Directions for this task: Please retype the records below exactly, leaving out any pictures.

Source records:
• • • •
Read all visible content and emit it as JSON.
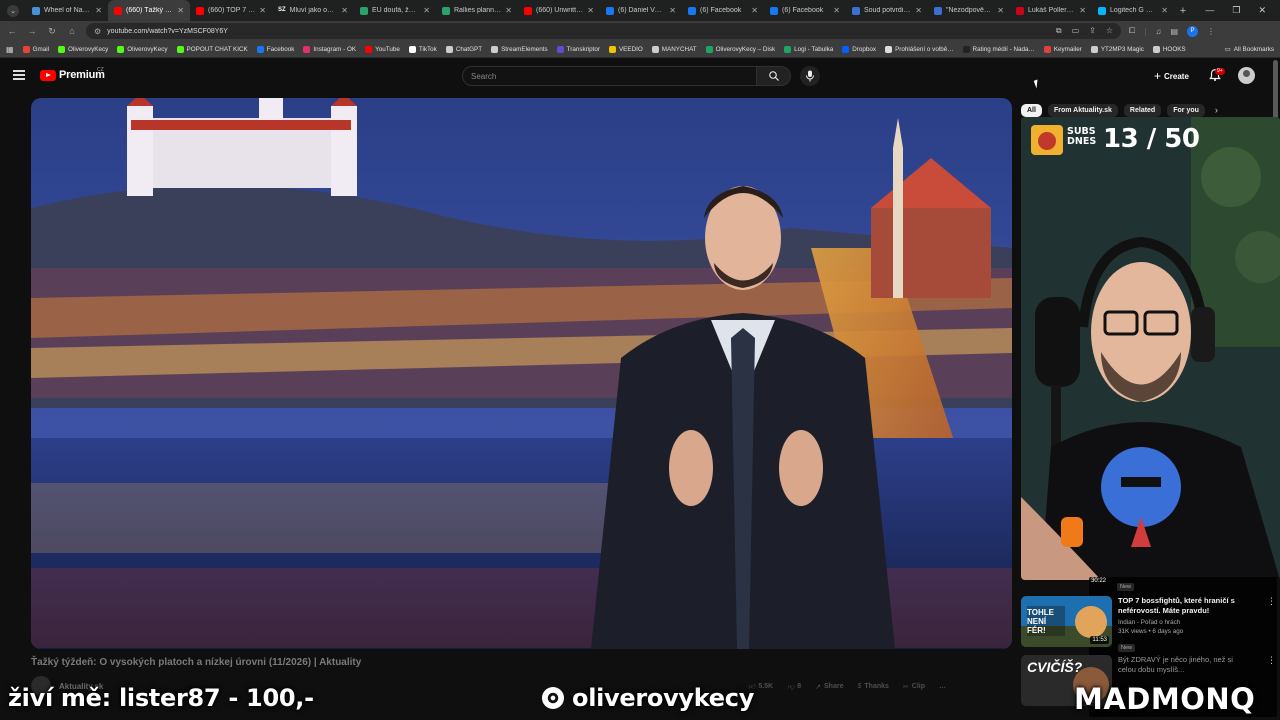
{
  "browser": {
    "tabs": [
      {
        "title": "Wheel of Names",
        "color": "#4a90d9",
        "active": false
      },
      {
        "title": "(660) Ťažký týždeň",
        "color": "#ff0000",
        "active": true
      },
      {
        "title": "(660) TOP 7 her z",
        "color": "#ff0000",
        "active": false
      },
      {
        "title": "Mluví jako on, dě",
        "color": "#ffffff",
        "icon_text": "SZ",
        "active": false
      },
      {
        "title": "EU doufá, že ma",
        "color": "#2aa36b",
        "active": false
      },
      {
        "title": "Rallies planned in",
        "color": "#2aa36b",
        "active": false
      },
      {
        "title": "(660) Unwritten",
        "color": "#ff0000",
        "active": false
      },
      {
        "title": "(6) Daniel Vavra",
        "color": "#1877f2",
        "active": false
      },
      {
        "title": "(6) Facebook",
        "color": "#1877f2",
        "active": false
      },
      {
        "title": "(6) Facebook",
        "color": "#1877f2",
        "active": false
      },
      {
        "title": "Soud potvrdil po",
        "color": "#3b6fd4",
        "active": false
      },
      {
        "title": "\"Nezodpovědný",
        "color": "#3b6fd4",
        "active": false
      },
      {
        "title": "Lukáš Pollert, oč",
        "color": "#d0021b",
        "active": false
      },
      {
        "title": "Logitech G PRO",
        "color": "#00b8fc",
        "active": false
      }
    ],
    "url": "youtube.com/watch?v=YzMSCF08Y6Y",
    "profile_letter": "P",
    "bookmarks": [
      {
        "label": "Gmail",
        "color": "#ea4335"
      },
      {
        "label": "OliverovyKecy",
        "color": "#53fc18"
      },
      {
        "label": "OliverovyKecy",
        "color": "#53fc18"
      },
      {
        "label": "POPOUT CHAT KICK",
        "color": "#53fc18"
      },
      {
        "label": "Facebook",
        "color": "#1877f2"
      },
      {
        "label": "Instagram - OK",
        "color": "#e1306c"
      },
      {
        "label": "YouTube",
        "color": "#ff0000"
      },
      {
        "label": "TikTok",
        "color": "#ffffff"
      },
      {
        "label": "ChatGPT",
        "color": "#cccccc"
      },
      {
        "label": "StreamElements",
        "color": "#cccccc"
      },
      {
        "label": "Transkriptor",
        "color": "#5a4fcf"
      },
      {
        "label": "VEEDIO",
        "color": "#f5c400"
      },
      {
        "label": "MANYCHAT",
        "color": "#cccccc"
      },
      {
        "label": "OliverovyKecy – Disk",
        "color": "#1fa463"
      },
      {
        "label": "Logi - Tabulka",
        "color": "#1fa463"
      },
      {
        "label": "Dropbox",
        "color": "#0061ff"
      },
      {
        "label": "Prohlášení o volbě…",
        "color": "#dddddd"
      },
      {
        "label": "Rating médií - Nada…",
        "color": "#222222"
      },
      {
        "label": "Keymailer",
        "color": "#e04040"
      },
      {
        "label": "YT2MP3 Magic",
        "color": "#cccccc"
      },
      {
        "label": "HOOKS",
        "color": "#cccccc"
      }
    ],
    "all_bookmarks_label": "All Bookmarks"
  },
  "youtube": {
    "logo_text": "Premium",
    "region": "CZ",
    "search_placeholder": "Search",
    "create_label": "Create",
    "notif_count": "9+",
    "video_title": "Ťažký týždeň: O vysokých platoch a nízkej úrovni (11/2026) | Aktuality",
    "channel_name": "Aktuality.sk",
    "actions": [
      "5.5K",
      "8",
      "Share",
      "Thanks",
      "Clip",
      "…"
    ],
    "chips": [
      {
        "label": "All",
        "active": true
      },
      {
        "label": "From Aktuality.sk",
        "active": false
      },
      {
        "label": "Related",
        "active": false
      },
      {
        "label": "For you",
        "active": false
      }
    ],
    "recommendations": [
      {
        "title": "TOP 7 bossfightů, které hraničí s neférovostí. Máte pravdu!",
        "channel": "Indian - Pořad o hrách",
        "views": "31K views • 6 days ago",
        "badge": "New",
        "duration": "11:53",
        "thumb_text": "TOHLE NENÍ FÉR!"
      },
      {
        "title": "Být ZDRAVÝ je něco jiného, než si celou dobu myslíš...",
        "channel": "",
        "views": "",
        "badge": "",
        "duration": "",
        "thumb_text": "CVIČÍŠ?"
      }
    ],
    "top_badge": "New",
    "top_duration": "30:22"
  },
  "stream": {
    "subs_label_line1": "SUBS",
    "subs_label_line2": "DNES",
    "subs_count": "13 / 50",
    "overlay_left": "živí mě: lister87 - 100,-",
    "overlay_handle": "oliverovykecy",
    "overlay_brand": "MADMONQ"
  }
}
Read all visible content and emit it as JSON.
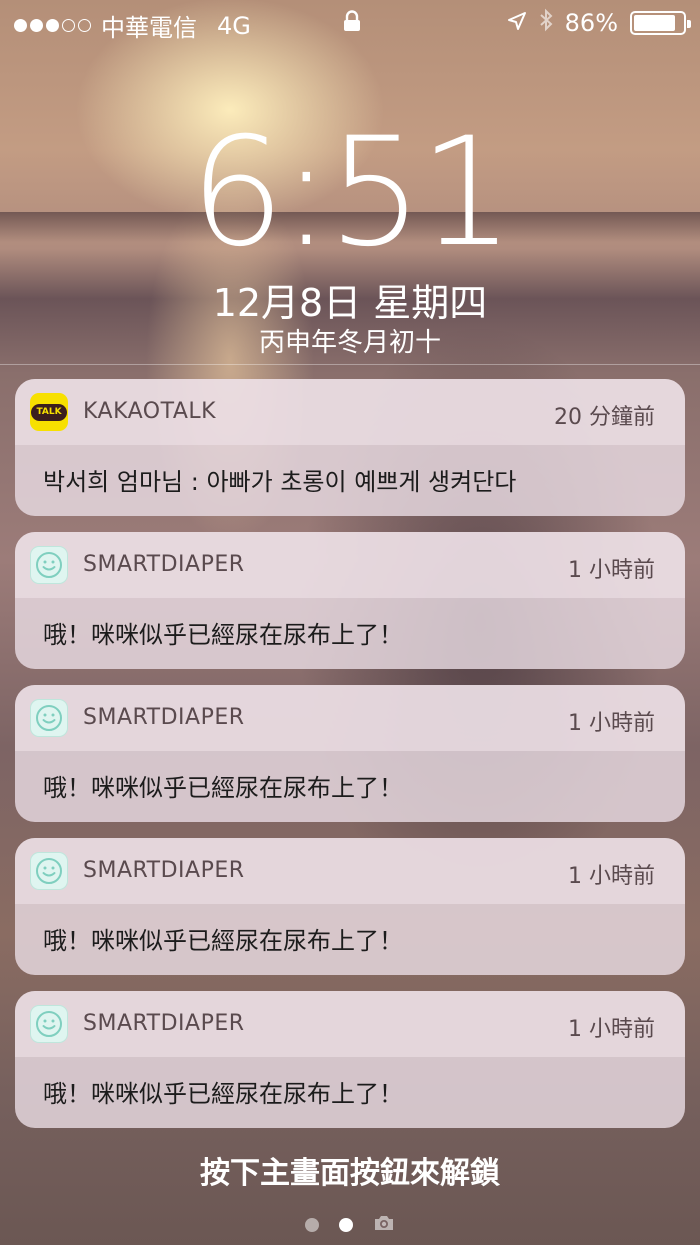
{
  "status_bar": {
    "signal_dots": 5,
    "signal_filled": 3,
    "carrier": "中華電信",
    "network": "4G",
    "battery_percent": "86%",
    "battery_level": 0.86
  },
  "lock_screen": {
    "time": "6:51",
    "date": "12月8日 星期四",
    "lunar_date": "丙申年冬月初十",
    "unlock_hint": "按下主畫面按鈕來解鎖"
  },
  "notifications": [
    {
      "app": "KAKAOTALK",
      "icon": "kakaotalk-icon",
      "icon_text": "TALK",
      "time": "20 分鐘前",
      "message": "박서희 엄마님 : 아빠가 초롱이 예쁘게 생켜단다"
    },
    {
      "app": "SMARTDIAPER",
      "icon": "smiley-icon",
      "time": "1 小時前",
      "message": "哦！咪咪似乎已經尿在尿布上了！"
    },
    {
      "app": "SMARTDIAPER",
      "icon": "smiley-icon",
      "time": "1 小時前",
      "message": "哦！咪咪似乎已經尿在尿布上了！"
    },
    {
      "app": "SMARTDIAPER",
      "icon": "smiley-icon",
      "time": "1 小時前",
      "message": "哦！咪咪似乎已經尿在尿布上了！"
    },
    {
      "app": "SMARTDIAPER",
      "icon": "smiley-icon",
      "time": "1 小時前",
      "message": "哦！咪咪似乎已經尿在尿布上了！"
    }
  ],
  "pager": {
    "pages": 2,
    "current": 1,
    "extra_icon": "camera-icon"
  },
  "colors": {
    "kakao_yellow": "#f7e000",
    "notification_bg": "#e8dae2"
  }
}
• • • •
Result for this task:
Read all visible content and emit it as JSON.
{
  "browser": {
    "tabs": [
      {
        "title": "Wheel of Names",
        "color": "#4a90d9",
        "active": false
      },
      {
        "title": "(660) Ťažký týždeň",
        "color": "#ff0000",
        "active": true
      },
      {
        "title": "(660) TOP 7 her z",
        "color": "#ff0000",
        "active": false
      },
      {
        "title": "Mluví jako on, dě",
        "color": "#ffffff",
        "icon_text": "SZ",
        "active": false
      },
      {
        "title": "EU doufá, že ma",
        "color": "#2aa36b",
        "active": false
      },
      {
        "title": "Rallies planned in",
        "color": "#2aa36b",
        "active": false
      },
      {
        "title": "(660) Unwritten",
        "color": "#ff0000",
        "active": false
      },
      {
        "title": "(6) Daniel Vavra",
        "color": "#1877f2",
        "active": false
      },
      {
        "title": "(6) Facebook",
        "color": "#1877f2",
        "active": false
      },
      {
        "title": "(6) Facebook",
        "color": "#1877f2",
        "active": false
      },
      {
        "title": "Soud potvrdil po",
        "color": "#3b6fd4",
        "active": false
      },
      {
        "title": "\"Nezodpovědný",
        "color": "#3b6fd4",
        "active": false
      },
      {
        "title": "Lukáš Pollert, oč",
        "color": "#d0021b",
        "active": false
      },
      {
        "title": "Logitech G PRO",
        "color": "#00b8fc",
        "active": false
      }
    ],
    "url": "youtube.com/watch?v=YzMSCF08Y6Y",
    "profile_letter": "P",
    "bookmarks": [
      {
        "label": "Gmail",
        "color": "#ea4335"
      },
      {
        "label": "OliverovyKecy",
        "color": "#53fc18"
      },
      {
        "label": "OliverovyKecy",
        "color": "#53fc18"
      },
      {
        "label": "POPOUT CHAT KICK",
        "color": "#53fc18"
      },
      {
        "label": "Facebook",
        "color": "#1877f2"
      },
      {
        "label": "Instagram - OK",
        "color": "#e1306c"
      },
      {
        "label": "YouTube",
        "color": "#ff0000"
      },
      {
        "label": "TikTok",
        "color": "#ffffff"
      },
      {
        "label": "ChatGPT",
        "color": "#cccccc"
      },
      {
        "label": "StreamElements",
        "color": "#cccccc"
      },
      {
        "label": "Transkriptor",
        "color": "#5a4fcf"
      },
      {
        "label": "VEEDIO",
        "color": "#f5c400"
      },
      {
        "label": "MANYCHAT",
        "color": "#cccccc"
      },
      {
        "label": "OliverovyKecy – Disk",
        "color": "#1fa463"
      },
      {
        "label": "Logi - Tabulka",
        "color": "#1fa463"
      },
      {
        "label": "Dropbox",
        "color": "#0061ff"
      },
      {
        "label": "Prohlášení o volbě…",
        "color": "#dddddd"
      },
      {
        "label": "Rating médií - Nada…",
        "color": "#222222"
      },
      {
        "label": "Keymailer",
        "color": "#e04040"
      },
      {
        "label": "YT2MP3 Magic",
        "color": "#cccccc"
      },
      {
        "label": "HOOKS",
        "color": "#cccccc"
      }
    ],
    "all_bookmarks_label": "All Bookmarks"
  },
  "youtube": {
    "logo_text": "Premium",
    "region": "CZ",
    "search_placeholder": "Search",
    "create_label": "Create",
    "notif_count": "9+",
    "video_title": "Ťažký týždeň: O vysokých platoch a nízkej úrovni (11/2026) | Aktuality",
    "channel_name": "Aktuality.sk",
    "actions": [
      "5.5K",
      "8",
      "Share",
      "Thanks",
      "Clip",
      "…"
    ],
    "chips": [
      {
        "label": "All",
        "active": true
      },
      {
        "label": "From Aktuality.sk",
        "active": false
      },
      {
        "label": "Related",
        "active": false
      },
      {
        "label": "For you",
        "active": false
      }
    ],
    "recommendations": [
      {
        "title": "TOP 7 bossfightů, které hraničí s neférovostí. Máte pravdu!",
        "channel": "Indian - Pořad o hrách",
        "views": "31K views • 6 days ago",
        "badge": "New",
        "duration": "11:53",
        "thumb_text": "TOHLE NENÍ FÉR!"
      },
      {
        "title": "Být ZDRAVÝ je něco jiného, než si celou dobu myslíš...",
        "channel": "",
        "views": "",
        "badge": "",
        "duration": "",
        "thumb_text": "CVIČÍŠ?"
      }
    ],
    "top_badge": "New",
    "top_duration": "30:22"
  },
  "stream": {
    "subs_label_line1": "SUBS",
    "subs_label_line2": "DNES",
    "subs_count": "13 / 50",
    "overlay_left": "živí mě: lister87 - 100,-",
    "overlay_handle": "oliverovykecy",
    "overlay_brand": "MADMONQ"
  }
}
Read all visible content and emit it as JSON.
{
  "status_bar": {
    "signal_dots": 5,
    "signal_filled": 3,
    "carrier": "中華電信",
    "network": "4G",
    "battery_percent": "86%",
    "battery_level": 0.86
  },
  "lock_screen": {
    "time": "6:51",
    "date": "12月8日 星期四",
    "lunar_date": "丙申年冬月初十",
    "unlock_hint": "按下主畫面按鈕來解鎖"
  },
  "notifications": [
    {
      "app": "KAKAOTALK",
      "icon": "kakaotalk-icon",
      "icon_text": "TALK",
      "time": "20 分鐘前",
      "message": "박서희 엄마님 : 아빠가 초롱이 예쁘게 생켜단다"
    },
    {
      "app": "SMARTDIAPER",
      "icon": "smiley-icon",
      "time": "1 小時前",
      "message": "哦！咪咪似乎已經尿在尿布上了！"
    },
    {
      "app": "SMARTDIAPER",
      "icon": "smiley-icon",
      "time": "1 小時前",
      "message": "哦！咪咪似乎已經尿在尿布上了！"
    },
    {
      "app": "SMARTDIAPER",
      "icon": "smiley-icon",
      "time": "1 小時前",
      "message": "哦！咪咪似乎已經尿在尿布上了！"
    },
    {
      "app": "SMARTDIAPER",
      "icon": "smiley-icon",
      "time": "1 小時前",
      "message": "哦！咪咪似乎已經尿在尿布上了！"
    }
  ],
  "pager": {
    "pages": 2,
    "current": 1,
    "extra_icon": "camera-icon"
  },
  "colors": {
    "kakao_yellow": "#f7e000",
    "notification_bg": "#e8dae2"
  }
}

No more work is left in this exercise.